___ Provided information
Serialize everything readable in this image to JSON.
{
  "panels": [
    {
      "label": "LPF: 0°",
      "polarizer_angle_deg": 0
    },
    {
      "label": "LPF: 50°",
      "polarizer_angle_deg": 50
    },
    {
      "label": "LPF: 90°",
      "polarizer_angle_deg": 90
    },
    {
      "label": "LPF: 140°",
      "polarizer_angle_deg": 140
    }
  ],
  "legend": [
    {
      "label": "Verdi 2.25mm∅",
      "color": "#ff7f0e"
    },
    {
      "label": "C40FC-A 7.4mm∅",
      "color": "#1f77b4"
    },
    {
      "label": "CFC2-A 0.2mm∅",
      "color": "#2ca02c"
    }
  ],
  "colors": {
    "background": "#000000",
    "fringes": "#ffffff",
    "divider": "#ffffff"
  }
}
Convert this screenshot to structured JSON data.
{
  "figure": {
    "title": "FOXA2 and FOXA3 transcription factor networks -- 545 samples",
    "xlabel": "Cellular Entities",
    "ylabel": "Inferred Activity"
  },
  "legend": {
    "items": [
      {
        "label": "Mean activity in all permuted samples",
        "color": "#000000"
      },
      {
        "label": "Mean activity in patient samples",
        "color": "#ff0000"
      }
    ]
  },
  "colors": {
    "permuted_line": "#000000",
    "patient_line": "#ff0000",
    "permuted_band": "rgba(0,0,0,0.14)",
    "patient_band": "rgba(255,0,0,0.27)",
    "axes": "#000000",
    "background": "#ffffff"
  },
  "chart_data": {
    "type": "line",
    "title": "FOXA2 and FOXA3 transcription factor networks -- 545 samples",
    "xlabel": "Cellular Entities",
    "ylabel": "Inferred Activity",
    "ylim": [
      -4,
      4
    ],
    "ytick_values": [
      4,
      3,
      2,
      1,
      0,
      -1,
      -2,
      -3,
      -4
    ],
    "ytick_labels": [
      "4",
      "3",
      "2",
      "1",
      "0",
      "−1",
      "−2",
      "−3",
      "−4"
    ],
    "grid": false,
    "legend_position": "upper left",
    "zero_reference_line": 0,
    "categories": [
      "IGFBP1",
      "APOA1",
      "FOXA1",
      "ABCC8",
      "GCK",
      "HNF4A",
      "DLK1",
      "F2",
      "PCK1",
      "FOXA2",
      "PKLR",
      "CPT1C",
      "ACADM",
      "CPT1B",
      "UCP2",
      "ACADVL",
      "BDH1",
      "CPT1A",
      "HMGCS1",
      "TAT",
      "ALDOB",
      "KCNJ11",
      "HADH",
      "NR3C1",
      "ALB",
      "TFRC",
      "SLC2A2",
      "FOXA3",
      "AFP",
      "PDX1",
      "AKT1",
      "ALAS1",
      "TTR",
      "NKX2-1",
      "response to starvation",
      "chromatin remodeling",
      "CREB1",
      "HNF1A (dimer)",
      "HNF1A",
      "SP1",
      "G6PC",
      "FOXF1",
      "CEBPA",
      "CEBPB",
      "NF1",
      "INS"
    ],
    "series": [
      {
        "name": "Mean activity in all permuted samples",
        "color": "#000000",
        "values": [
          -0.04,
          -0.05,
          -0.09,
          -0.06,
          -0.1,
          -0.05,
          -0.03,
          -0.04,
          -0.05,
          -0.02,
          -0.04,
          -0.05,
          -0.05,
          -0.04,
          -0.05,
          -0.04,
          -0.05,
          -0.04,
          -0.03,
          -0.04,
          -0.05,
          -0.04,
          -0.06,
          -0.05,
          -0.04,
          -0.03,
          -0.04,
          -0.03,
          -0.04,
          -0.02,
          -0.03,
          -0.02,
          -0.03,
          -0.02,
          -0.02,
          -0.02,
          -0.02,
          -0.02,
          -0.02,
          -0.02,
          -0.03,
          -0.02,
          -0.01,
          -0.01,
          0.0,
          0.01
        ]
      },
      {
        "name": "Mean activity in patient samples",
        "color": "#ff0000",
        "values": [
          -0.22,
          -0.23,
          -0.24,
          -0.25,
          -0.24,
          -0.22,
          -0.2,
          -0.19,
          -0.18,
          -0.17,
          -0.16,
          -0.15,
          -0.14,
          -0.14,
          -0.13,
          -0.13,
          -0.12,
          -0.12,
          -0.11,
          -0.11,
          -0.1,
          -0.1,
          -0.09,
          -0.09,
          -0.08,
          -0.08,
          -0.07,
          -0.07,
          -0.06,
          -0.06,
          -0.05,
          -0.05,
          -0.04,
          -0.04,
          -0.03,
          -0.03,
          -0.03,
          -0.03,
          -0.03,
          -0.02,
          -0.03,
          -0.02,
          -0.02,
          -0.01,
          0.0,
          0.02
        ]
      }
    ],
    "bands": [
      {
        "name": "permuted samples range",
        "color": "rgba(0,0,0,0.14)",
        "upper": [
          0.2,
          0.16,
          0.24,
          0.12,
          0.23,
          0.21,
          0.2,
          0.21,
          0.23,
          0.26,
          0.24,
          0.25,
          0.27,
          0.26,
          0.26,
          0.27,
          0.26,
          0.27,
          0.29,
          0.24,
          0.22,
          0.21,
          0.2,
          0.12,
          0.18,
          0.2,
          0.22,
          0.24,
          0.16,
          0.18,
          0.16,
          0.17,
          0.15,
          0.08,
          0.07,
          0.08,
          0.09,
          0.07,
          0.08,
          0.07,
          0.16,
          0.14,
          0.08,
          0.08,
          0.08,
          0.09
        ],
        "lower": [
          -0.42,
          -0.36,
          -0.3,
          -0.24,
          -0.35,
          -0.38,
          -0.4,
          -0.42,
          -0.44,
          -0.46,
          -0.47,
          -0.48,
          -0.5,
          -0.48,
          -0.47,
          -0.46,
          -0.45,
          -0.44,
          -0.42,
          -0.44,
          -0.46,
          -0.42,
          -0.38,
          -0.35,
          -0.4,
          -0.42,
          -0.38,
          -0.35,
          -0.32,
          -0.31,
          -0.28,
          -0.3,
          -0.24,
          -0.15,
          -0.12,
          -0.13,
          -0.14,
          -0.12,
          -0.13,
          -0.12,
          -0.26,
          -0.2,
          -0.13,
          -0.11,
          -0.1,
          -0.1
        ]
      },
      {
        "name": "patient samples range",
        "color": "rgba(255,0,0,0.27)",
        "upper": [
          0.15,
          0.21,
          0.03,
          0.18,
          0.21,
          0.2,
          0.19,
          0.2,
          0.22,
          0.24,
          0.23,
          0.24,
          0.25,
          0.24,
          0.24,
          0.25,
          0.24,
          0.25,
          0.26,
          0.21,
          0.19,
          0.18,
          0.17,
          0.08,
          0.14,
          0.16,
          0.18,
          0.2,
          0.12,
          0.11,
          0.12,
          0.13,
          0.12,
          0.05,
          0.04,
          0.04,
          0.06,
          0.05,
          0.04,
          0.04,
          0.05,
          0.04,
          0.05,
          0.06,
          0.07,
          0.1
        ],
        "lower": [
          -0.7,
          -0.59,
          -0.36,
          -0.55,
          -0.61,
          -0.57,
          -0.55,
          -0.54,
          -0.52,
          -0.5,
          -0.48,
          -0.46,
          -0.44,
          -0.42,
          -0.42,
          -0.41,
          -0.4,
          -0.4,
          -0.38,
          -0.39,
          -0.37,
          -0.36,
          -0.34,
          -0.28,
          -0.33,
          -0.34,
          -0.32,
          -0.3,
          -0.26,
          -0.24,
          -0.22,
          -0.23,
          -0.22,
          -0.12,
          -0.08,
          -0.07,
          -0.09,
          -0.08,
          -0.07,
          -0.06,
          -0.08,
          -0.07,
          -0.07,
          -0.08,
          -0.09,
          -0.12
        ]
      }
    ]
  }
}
______
__What you are asked to do__.
Pull every line containing "samples" out of the data above.

__Worked solution__.
    "title": "FOXA2 and FOXA3 transcription factor networks -- 545 samples",
        "label": "Mean activity in all permuted samples",
        "label": "Mean activity in patient samples",
    "title": "FOXA2 and FOXA3 transcription factor networks -- 545 samples",
        "name": "Mean activity in all permuted samples",
        "name": "Mean activity in patient samples",
        "name": "permuted samples range",
        "name": "patient samples range",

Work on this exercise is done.